▶ Goal: Reproduce each record below exactly as written.

(Stored records)
=====
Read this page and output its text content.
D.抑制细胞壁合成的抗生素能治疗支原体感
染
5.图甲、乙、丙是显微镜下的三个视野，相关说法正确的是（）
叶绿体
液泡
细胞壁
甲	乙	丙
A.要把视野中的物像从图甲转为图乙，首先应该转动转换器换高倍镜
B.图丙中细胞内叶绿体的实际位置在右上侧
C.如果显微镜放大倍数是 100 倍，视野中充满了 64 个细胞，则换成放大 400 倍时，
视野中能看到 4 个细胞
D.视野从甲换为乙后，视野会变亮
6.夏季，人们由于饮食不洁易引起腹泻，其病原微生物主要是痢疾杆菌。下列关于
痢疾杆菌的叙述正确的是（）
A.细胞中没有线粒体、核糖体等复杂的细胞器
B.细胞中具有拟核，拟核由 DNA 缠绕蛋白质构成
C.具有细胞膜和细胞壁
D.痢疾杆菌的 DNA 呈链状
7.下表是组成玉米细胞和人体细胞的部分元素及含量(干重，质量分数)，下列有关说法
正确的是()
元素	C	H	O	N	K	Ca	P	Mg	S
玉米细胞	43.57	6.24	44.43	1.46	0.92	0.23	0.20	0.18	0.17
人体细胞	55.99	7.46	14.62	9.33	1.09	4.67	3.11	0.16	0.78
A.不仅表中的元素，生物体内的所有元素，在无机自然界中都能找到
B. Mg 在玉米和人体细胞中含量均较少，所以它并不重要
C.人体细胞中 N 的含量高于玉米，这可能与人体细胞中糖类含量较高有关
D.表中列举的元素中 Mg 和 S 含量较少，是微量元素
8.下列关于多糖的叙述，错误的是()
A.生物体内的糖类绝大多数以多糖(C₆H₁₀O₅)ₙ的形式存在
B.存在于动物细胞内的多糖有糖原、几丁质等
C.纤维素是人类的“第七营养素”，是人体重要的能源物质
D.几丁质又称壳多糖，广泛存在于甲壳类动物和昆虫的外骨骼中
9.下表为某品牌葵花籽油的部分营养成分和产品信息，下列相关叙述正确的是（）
=====
▶ Problem solution:
Read this page and output its text content.
D.抑制细胞壁合成的抗生素能治疗支原体感
染
5.图甲、乙、丙是显微镜下的三个视野，相关说法正确的是（）
叶绿体
液泡
细胞壁
甲	乙	丙
A.要把视野中的物像从图甲转为图乙，首先应该转动转换器换高倍镜
B.图丙中细胞内叶绿体的实际位置在右上侧
C.如果显微镜放大倍数是 100 倍，视野中充满了 64 个细胞，则换成放大 400 倍时，
视野中能看到 4 个细胞
D.视野从甲换为乙后，视野会变亮
6.夏季，人们由于饮食不洁易引起腹泻，其病原微生物主要是痢疾杆菌。下列关于
痢疾杆菌的叙述正确的是（）
A.细胞中没有线粒体、核糖体等复杂的细胞器
B.细胞中具有拟核，拟核由 DNA 缠绕蛋白质构成
C.具有细胞膜和细胞壁
D.痢疾杆菌的 DNA 呈链状
7.下表是组成玉米细胞和人体细胞的部分元素及含量(干重，质量分数)，下列有关说法
正确的是()
元素	C	H	O	N	K	Ca	P	Mg	S
玉米细胞	43.57	6.24	44.43	1.46	0.92	0.23	0.20	0.18	0.17
人体细胞	55.99	7.46	14.62	9.33	1.09	4.67	3.11	0.16	0.78
A.不仅表中的元素，生物体内的所有元素，在无机自然界中都能找到
B. Mg 在玉米和人体细胞中含量均较少，所以它并不重要
C.人体细胞中 N 的含量高于玉米，这可能与人体细胞中糖类含量较高有关
D.表中列举的元素中 Mg 和 S 含量较少，是微量元素
8.下列关于多糖的叙述，错误的是()
A.生物体内的糖类绝大多数以多糖(C₆H₁₀O₅)ₙ的形式存在
B.存在于动物细胞内的多糖有糖原、几丁质等
C.纤维素是人类的“第七营养素”，是人体重要的能源物质
D.几丁质又称壳多糖，广泛存在于甲壳类动物和昆虫的外骨骼中
9.下表为某品牌葵花籽油的部分营养成分和产品信息，下列相关叙述正确的是（）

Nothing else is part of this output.